REQUIRED TASK: Pick out each line containing the string "Ekonomienheten".

** begin ENTRIES PROVIDED **

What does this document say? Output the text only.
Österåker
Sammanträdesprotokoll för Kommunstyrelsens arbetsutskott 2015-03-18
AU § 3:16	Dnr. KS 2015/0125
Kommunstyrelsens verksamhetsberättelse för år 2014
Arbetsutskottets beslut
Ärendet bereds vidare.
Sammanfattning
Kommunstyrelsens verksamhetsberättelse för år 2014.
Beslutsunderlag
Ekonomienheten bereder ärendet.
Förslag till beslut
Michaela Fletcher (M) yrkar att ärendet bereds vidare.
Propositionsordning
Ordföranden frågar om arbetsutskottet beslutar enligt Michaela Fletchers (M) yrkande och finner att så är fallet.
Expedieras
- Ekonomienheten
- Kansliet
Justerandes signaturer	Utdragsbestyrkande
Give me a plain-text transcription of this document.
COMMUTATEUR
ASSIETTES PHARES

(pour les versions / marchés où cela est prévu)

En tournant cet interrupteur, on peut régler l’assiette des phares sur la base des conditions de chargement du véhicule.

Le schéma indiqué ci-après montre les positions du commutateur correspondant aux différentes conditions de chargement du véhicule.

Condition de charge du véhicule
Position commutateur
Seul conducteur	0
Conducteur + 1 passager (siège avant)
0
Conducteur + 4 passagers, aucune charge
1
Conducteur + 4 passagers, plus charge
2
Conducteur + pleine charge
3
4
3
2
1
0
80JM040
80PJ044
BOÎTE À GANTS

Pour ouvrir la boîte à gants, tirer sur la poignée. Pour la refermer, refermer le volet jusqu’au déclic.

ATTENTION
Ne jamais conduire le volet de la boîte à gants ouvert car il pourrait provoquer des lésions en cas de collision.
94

** end ENTRIES PROVIDED **

TASK SOLUTION:
Ekonomienheten bereder ärendet.
- Ekonomienheten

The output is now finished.